++++ Data for processing

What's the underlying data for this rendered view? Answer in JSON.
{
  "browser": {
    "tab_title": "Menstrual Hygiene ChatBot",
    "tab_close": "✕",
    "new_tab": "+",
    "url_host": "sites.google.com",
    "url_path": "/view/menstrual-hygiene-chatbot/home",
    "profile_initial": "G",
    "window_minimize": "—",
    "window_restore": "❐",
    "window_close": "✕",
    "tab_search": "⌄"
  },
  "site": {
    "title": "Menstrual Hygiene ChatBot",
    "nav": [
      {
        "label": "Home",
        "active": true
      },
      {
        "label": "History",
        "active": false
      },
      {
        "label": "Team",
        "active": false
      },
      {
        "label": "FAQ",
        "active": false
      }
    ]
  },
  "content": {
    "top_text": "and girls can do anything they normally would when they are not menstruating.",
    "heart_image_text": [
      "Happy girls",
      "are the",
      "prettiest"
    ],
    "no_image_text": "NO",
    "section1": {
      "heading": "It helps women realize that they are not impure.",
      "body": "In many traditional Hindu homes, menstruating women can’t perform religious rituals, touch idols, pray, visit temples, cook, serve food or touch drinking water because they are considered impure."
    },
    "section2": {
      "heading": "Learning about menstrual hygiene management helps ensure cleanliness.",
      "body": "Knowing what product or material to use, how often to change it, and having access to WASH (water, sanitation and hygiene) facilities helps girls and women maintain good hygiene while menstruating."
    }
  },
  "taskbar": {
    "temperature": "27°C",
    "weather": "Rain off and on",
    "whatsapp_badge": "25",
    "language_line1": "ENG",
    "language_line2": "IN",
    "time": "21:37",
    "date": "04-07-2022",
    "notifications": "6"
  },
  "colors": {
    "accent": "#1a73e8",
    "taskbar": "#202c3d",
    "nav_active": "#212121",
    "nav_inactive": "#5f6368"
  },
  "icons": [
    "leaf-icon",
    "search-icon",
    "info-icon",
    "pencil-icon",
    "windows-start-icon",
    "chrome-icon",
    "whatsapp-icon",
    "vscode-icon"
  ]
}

++++++++

__Task to carry out__. Above are some records; repeat all of them exactly.

__Response below__.
What's the underlying data for this rendered view? Answer in JSON.
{
  "browser": {
    "tab_title": "Menstrual Hygiene ChatBot",
    "tab_close": "✕",
    "new_tab": "+",
    "url_host": "sites.google.com",
    "url_path": "/view/menstrual-hygiene-chatbot/home",
    "profile_initial": "G",
    "window_minimize": "—",
    "window_restore": "❐",
    "window_close": "✕",
    "tab_search": "⌄"
  },
  "site": {
    "title": "Menstrual Hygiene ChatBot",
    "nav": [
      {
        "label": "Home",
        "active": true
      },
      {
        "label": "History",
        "active": false
      },
      {
        "label": "Team",
        "active": false
      },
      {
        "label": "FAQ",
        "active": false
      }
    ]
  },
  "content": {
    "top_text": "and girls can do anything they normally would when they are not menstruating.",
    "heart_image_text": [
      "Happy girls",
      "are the",
      "prettiest"
    ],
    "no_image_text": "NO",
    "section1": {
      "heading": "It helps women realize that they are not impure.",
      "body": "In many traditional Hindu homes, menstruating women can’t perform religious rituals, touch idols, pray, visit temples, cook, serve food or touch drinking water because they are considered impure."
    },
    "section2": {
      "heading": "Learning about menstrual hygiene management helps ensure cleanliness.",
      "body": "Knowing what product or material to use, how often to change it, and having access to WASH (water, sanitation and hygiene) facilities helps girls and women maintain good hygiene while menstruating."
    }
  },
  "taskbar": {
    "temperature": "27°C",
    "weather": "Rain off and on",
    "whatsapp_badge": "25",
    "language_line1": "ENG",
    "language_line2": "IN",
    "time": "21:37",
    "date": "04-07-2022",
    "notifications": "6"
  },
  "colors": {
    "accent": "#1a73e8",
    "taskbar": "#202c3d",
    "nav_active": "#212121",
    "nav_inactive": "#5f6368"
  },
  "icons": [
    "leaf-icon",
    "search-icon",
    "info-icon",
    "pencil-icon",
    "windows-start-icon",
    "chrome-icon",
    "whatsapp-icon",
    "vscode-icon"
  ]
}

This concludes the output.